Almanya, göçmen işçilerin Alman mucizesindeki alın terini, emek katkısını yeterli görmemektedir. Almanya’da yaşamanın, alınan her meteliği hak etmenin başka sorumluluklar ve zorunluluklarının da olduğu inancındadır. Göçmenlerden, üretim sürecinin uyumlu bir parçası olmanın, Alman kültürünün, üstün Germen uygarlığının da uyumlu bir parçası haline gelerek tamamlanmasını talep etmektedir. Entegrasyon, 80 milyonluk Alman nüfusunun yüzde 18’ini oluşturan göçmenlerin sorun çıkarmadan Germen uygarlığı içinde erimesiyle Alman kültür saflığının korunması stratejisinin büyülü kelimesidir.
Entegrasyonun Almancası göçmenlerin geldikleri ülke ile ilgili düşünsel, duyusal, kültürel aidiyetlerini olabildiği kadar unutmaları, ana dillerini konuşmayıp, ana dillerinde eğitim görmeyip, aralarındaki iletişimin Alman dili üzerinden yapılmasıyla, Almanya’nın ve Almanlığın uyumlu unsurlarına dönüşmeleri anlamına gelmektedir.
Sözün burasında entegrasyonun en ufak ödün vermeden gerçekleştirilerek, Germen kültür saflığının korunması için gösterilen kararlılığa bir örnek verelim: Eşi Almanya’da çalışanlar, aile birleşimi vizesiyle ülkeye gelip yerleşebilirken, Federal Meclisin 2007 Ağustosunda çıkardığı bir yasayla dil sınavını başarma şartı konulunca, Türkiye’ den gelen gelin ve damat sayısında yüzde 70’ lik bir gerileme oldu. Şanlıurfa’nın Bozova İlçesinde nişanlıları Almanya’da yaşayan 60 genç kızın evlenip, Almanya vizesi alabilmek için günde 2 saat Almanca kursuna devam ettiğini öğreniyoruz gazetelerden. Yerel kurstan sonra Ankara’da Alman Büyükelçiliğinde yapılacak zorlu dil sınavını da başarmaları gerekiyor. Almanya düşleriyle yatıp kalkan Bozovalı kursiyerler’in Tokat’lı Obama kadar şanslı olmadıkları anlaşılıyor. Bozovalı kızlar aracı koysalar bile Almanya’nın Ankara Büyükelçisi Herr Eckart’ın Bavyera aksanlı Türkçesinde torpil diye bir kelimenin bulunmadığına emin olabiliriz. Prusya’nın kurallara itirazsız uyma anlayışından gelen Alman bürokratik disiplininin etnik Almanları bile kayırmadığı görülüyor: Afganistan ve Özbekistan’ da görev yapan Alman subayı Ralf Kretzscmar’ın Özbek asıllı eşi ve çocuğunun annesi Elena dil testini geçemeyince ülkesine yalnız döndüğünü görünce Almanya’nın uyum duyarlılığı ve uyum kararlılığı daha iyi anlaşılıyor. (3)
☆ ☆ ☆
[Yapılacaklar]:
[A] Almanya'daki entegrasyon konulu metne göre, Federal Meclisin 2007 Ağustosunda çıkardığı yasayla dil sınavı şartı getirildikten sonra Türkiye'den gelen gelin ve damat sayısı yüzde kaç geriledi?
[B] Almanya'daki entegrasyon konulu metni, son cümlesinden sonra gelecek bölümle sürdürün.

[Kayıtlar]:
☆ ☆ ☆
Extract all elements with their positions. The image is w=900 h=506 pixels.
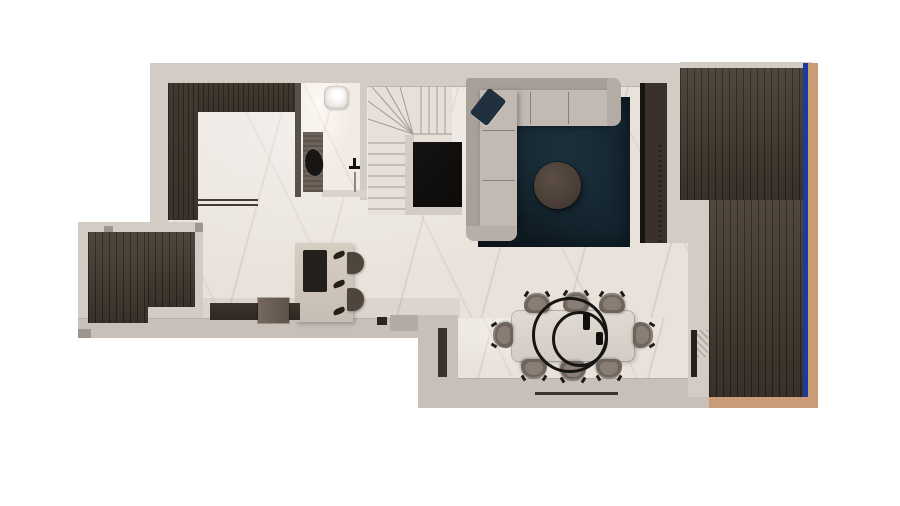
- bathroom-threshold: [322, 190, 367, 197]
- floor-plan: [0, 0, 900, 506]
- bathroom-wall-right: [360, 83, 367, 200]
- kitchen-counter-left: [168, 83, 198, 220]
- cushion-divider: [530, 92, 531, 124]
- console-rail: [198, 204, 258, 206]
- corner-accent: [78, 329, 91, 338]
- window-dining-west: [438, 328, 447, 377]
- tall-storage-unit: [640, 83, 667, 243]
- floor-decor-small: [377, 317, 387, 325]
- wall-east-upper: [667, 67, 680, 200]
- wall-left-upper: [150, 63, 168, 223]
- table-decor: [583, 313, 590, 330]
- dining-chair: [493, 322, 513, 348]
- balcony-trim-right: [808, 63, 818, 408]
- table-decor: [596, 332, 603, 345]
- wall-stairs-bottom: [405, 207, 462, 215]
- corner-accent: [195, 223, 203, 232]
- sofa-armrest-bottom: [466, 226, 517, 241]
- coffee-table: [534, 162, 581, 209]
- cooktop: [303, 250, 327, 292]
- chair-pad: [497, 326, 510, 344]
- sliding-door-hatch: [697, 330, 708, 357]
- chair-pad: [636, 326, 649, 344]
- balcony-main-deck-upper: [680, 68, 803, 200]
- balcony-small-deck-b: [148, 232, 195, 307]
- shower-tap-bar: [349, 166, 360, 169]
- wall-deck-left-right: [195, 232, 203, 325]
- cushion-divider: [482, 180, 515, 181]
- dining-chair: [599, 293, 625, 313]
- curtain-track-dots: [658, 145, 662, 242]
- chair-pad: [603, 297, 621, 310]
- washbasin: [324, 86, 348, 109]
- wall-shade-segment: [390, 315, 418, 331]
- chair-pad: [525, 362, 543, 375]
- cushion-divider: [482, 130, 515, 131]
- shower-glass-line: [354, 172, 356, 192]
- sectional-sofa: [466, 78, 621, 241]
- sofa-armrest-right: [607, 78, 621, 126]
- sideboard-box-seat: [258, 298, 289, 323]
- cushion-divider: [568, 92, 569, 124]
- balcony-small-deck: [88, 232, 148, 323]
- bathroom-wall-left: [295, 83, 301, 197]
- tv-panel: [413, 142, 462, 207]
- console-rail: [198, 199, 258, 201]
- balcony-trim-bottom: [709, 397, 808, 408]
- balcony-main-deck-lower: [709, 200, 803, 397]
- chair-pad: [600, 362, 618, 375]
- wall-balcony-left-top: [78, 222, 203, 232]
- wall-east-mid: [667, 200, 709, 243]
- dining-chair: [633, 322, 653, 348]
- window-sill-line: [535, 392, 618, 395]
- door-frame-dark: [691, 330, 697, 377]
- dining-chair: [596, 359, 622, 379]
☆ ☆ ☆
[Beklenen sonuçlar]:
[A] Yüzde 70.

[B]
Türk kelimesinin ortama Alman için ifade ettiği kavramın oluşmasında belirleyici etken Türkiye’nin de içinde bulunduğu coğrafyaya yönelik Alman çıkarlarıdır. Değişik milletlere, ülkelere, halklara ilişkin kavramlar, imgeler, düşüncelere Almanya’nın emperyal çıkarlarına göre şekillenmektedir. Bu anlamda Türkiye’nin Atatürk’ ün temelini attığı, tekilliği esas alan ulus devlet yapısı Almanya’nın bölgeye ilişkin tasarımlarıyla çatışmaktadır. Özdemir kendisini Almanya’nın Türkiye’ de görmek istediği etnik kompozisyona uygun bir çerçeve içinde tanımlayacak kadar Alman etnopolitik stratejisinin bilincindedir: “ … Babam zaten Çerkezdir. Almanya Çerkez birliği bana, senin Çerkez olduğun kesin, o halde Çerkez olduğunu neden açıklamıyorsun? diye soruyor. Evet, babam sayesinde Çerkezlerle de bağım var. Fakat hepsi bu değil. Annemin büyükannesi de Rum’dur. Yani annemde dörde bir oranında Yunan kanı var.” (4)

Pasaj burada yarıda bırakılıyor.